Task brief
Retype every entry exactly, character for character.

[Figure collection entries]
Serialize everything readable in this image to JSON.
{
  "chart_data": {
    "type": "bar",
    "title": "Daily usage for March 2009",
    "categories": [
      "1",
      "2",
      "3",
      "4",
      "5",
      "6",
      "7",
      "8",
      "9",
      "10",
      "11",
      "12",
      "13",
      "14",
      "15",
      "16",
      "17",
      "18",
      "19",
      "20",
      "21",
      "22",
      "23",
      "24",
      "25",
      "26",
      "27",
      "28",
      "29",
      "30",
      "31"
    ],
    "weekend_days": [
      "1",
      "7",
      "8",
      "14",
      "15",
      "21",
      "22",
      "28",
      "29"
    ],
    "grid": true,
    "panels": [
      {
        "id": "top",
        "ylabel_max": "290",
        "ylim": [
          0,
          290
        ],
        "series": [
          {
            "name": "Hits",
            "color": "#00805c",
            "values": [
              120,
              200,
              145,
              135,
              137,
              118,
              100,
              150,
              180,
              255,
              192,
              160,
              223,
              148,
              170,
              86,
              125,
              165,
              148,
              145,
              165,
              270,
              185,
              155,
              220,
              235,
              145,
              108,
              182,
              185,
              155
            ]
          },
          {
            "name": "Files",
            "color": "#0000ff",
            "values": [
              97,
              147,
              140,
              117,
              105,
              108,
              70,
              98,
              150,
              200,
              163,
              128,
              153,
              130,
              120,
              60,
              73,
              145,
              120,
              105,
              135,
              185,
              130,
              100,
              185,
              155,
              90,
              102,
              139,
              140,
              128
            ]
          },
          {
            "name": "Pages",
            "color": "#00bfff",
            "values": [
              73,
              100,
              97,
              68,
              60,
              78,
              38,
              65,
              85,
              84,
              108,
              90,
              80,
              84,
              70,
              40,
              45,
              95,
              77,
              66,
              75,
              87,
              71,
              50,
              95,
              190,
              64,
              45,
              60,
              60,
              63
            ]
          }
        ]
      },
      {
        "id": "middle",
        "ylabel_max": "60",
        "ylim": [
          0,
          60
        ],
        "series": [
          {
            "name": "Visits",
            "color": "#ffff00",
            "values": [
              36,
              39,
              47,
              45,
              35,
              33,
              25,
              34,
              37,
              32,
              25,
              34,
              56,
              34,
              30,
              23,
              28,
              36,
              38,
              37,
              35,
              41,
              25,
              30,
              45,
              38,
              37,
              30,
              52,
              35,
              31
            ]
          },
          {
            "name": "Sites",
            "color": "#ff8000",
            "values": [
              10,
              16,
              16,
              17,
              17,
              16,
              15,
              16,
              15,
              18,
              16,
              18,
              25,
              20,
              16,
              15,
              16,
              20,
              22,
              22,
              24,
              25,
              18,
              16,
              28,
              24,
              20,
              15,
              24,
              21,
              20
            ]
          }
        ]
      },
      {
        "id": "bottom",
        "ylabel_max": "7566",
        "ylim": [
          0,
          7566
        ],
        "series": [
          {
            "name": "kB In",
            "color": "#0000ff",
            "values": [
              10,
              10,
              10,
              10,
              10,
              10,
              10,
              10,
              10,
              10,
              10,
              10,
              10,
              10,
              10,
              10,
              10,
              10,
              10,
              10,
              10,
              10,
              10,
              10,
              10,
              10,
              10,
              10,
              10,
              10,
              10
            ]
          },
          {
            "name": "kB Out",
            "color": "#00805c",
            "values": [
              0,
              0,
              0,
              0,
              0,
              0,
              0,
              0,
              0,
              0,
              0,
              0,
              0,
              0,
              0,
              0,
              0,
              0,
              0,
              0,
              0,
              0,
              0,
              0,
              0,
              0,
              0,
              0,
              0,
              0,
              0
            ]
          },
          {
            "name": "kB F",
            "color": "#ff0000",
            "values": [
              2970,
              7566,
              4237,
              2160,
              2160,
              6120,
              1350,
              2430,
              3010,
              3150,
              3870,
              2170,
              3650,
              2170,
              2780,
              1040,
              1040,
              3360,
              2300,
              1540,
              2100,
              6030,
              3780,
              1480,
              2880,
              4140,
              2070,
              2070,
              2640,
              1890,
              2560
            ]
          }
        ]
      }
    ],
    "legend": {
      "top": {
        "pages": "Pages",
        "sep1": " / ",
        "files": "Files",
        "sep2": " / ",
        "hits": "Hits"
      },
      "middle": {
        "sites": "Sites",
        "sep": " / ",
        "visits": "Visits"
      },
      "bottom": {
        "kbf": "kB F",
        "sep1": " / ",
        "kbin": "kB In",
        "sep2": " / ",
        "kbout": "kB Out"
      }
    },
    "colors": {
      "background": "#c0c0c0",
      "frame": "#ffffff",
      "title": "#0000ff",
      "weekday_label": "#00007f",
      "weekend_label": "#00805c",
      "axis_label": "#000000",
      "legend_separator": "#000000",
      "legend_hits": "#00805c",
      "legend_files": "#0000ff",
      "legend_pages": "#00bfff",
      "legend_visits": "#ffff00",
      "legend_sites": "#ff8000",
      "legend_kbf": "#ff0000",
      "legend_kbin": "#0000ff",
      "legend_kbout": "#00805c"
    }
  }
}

Result of this task
Serialize everything readable in this image to JSON.
{
  "chart_data": {
    "type": "bar",
    "title": "Daily usage for March 2009",
    "categories": [
      "1",
      "2",
      "3",
      "4",
      "5",
      "6",
      "7",
      "8",
      "9",
      "10",
      "11",
      "12",
      "13",
      "14",
      "15",
      "16",
      "17",
      "18",
      "19",
      "20",
      "21",
      "22",
      "23",
      "24",
      "25",
      "26",
      "27",
      "28",
      "29",
      "30",
      "31"
    ],
    "weekend_days": [
      "1",
      "7",
      "8",
      "14",
      "15",
      "21",
      "22",
      "28",
      "29"
    ],
    "grid": true,
    "panels": [
      {
        "id": "top",
        "ylabel_max": "290",
        "ylim": [
          0,
          290
        ],
        "series": [
          {
            "name": "Hits",
            "color": "#00805c",
            "values": [
              120,
              200,
              145,
              135,
              137,
              118,
              100,
              150,
              180,
              255,
              192,
              160,
              223,
              148,
              170,
              86,
              125,
              165,
              148,
              145,
              165,
              270,
              185,
              155,
              220,
              235,
              145,
              108,
              182,
              185,
              155
            ]
          },
          {
            "name": "Files",
            "color": "#0000ff",
            "values": [
              97,
              147,
              140,
              117,
              105,
              108,
              70,
              98,
              150,
              200,
              163,
              128,
              153,
              130,
              120,
              60,
              73,
              145,
              120,
              105,
              135,
              185,
              130,
              100,
              185,
              155,
              90,
              102,
              139,
              140,
              128
            ]
          },
          {
            "name": "Pages",
            "color": "#00bfff",
            "values": [
              73,
              100,
              97,
              68,
              60,
              78,
              38,
              65,
              85,
              84,
              108,
              90,
              80,
              84,
              70,
              40,
              45,
              95,
              77,
              66,
              75,
              87,
              71,
              50,
              95,
              190,
              64,
              45,
              60,
              60,
              63
            ]
          }
        ]
      },
      {
        "id": "middle",
        "ylabel_max": "60",
        "ylim": [
          0,
          60
        ],
        "series": [
          {
            "name": "Visits",
            "color": "#ffff00",
            "values": [
              36,
              39,
              47,
              45,
              35,
              33,
              25,
              34,
              37,
              32,
              25,
              34,
              56,
              34,
              30,
              23,
              28,
              36,
              38,
              37,
              35,
              41,
              25,
              30,
              45,
              38,
              37,
              30,
              52,
              35,
              31
            ]
          },
          {
            "name": "Sites",
            "color": "#ff8000",
            "values": [
              10,
              16,
              16,
              17,
              17,
              16,
              15,
              16,
              15,
              18,
              16,
              18,
              25,
              20,
              16,
              15,
              16,
              20,
              22,
              22,
              24,
              25,
              18,
              16,
              28,
              24,
              20,
              15,
              24,
              21,
              20
            ]
          }
        ]
      },
      {
        "id": "bottom",
        "ylabel_max": "7566",
        "ylim": [
          0,
          7566
        ],
        "series": [
          {
            "name": "kB In",
            "color": "#0000ff",
            "values": [
              10,
              10,
              10,
              10,
              10,
              10,
              10,
              10,
              10,
              10,
              10,
              10,
              10,
              10,
              10,
              10,
              10,
              10,
              10,
              10,
              10,
              10,
              10,
              10,
              10,
              10,
              10,
              10,
              10,
              10,
              10
            ]
          },
          {
            "name": "kB Out",
            "color": "#00805c",
            "values": [
              0,
              0,
              0,
              0,
              0,
              0,
              0,
              0,
              0,
              0,
              0,
              0,
              0,
              0,
              0,
              0,
              0,
              0,
              0,
              0,
              0,
              0,
              0,
              0,
              0,
              0,
              0,
              0,
              0,
              0,
              0
            ]
          },
          {
            "name": "kB F",
            "color": "#ff0000",
            "values": [
              2970,
              7566,
              4237,
              2160,
              2160,
              6120,
              1350,
              2430,
              3010,
              3150,
              3870,
              2170,
              3650,
              2170,
              2780,
              1040,
              1040,
              3360,
              2300,
              1540,
              2100,
              6030,
              3780,
              1480,
              2880,
              4140,
              2070,
              2070,
              2640,
              1890,
              2560
            ]
          }
        ]
      }
    ],
    "legend": {
      "top": {
        "pages": "Pages",
        "sep1": " / ",
        "files": "Files",
        "sep2": " / ",
        "hits": "Hits"
      },
      "middle": {
        "sites": "Sites",
        "sep": " / ",
        "visits": "Visits"
      },
      "bottom": {
        "kbf": "kB F",
        "sep1": " / ",
        "kbin": "kB In",
        "sep2": " / ",
        "kbout": "kB Out"
      }
    },
    "colors": {
      "background": "#c0c0c0",
      "frame": "#ffffff",
      "title": "#0000ff",
      "weekday_label": "#00007f",
      "weekend_label": "#00805c",
      "axis_label": "#000000",
      "legend_separator": "#000000",
      "legend_hits": "#00805c",
      "legend_files": "#0000ff",
      "legend_pages": "#00bfff",
      "legend_visits": "#ffff00",
      "legend_sites": "#ff8000",
      "legend_kbf": "#ff0000",
      "legend_kbin": "#0000ff",
      "legend_kbout": "#00805c"
    }
  }
}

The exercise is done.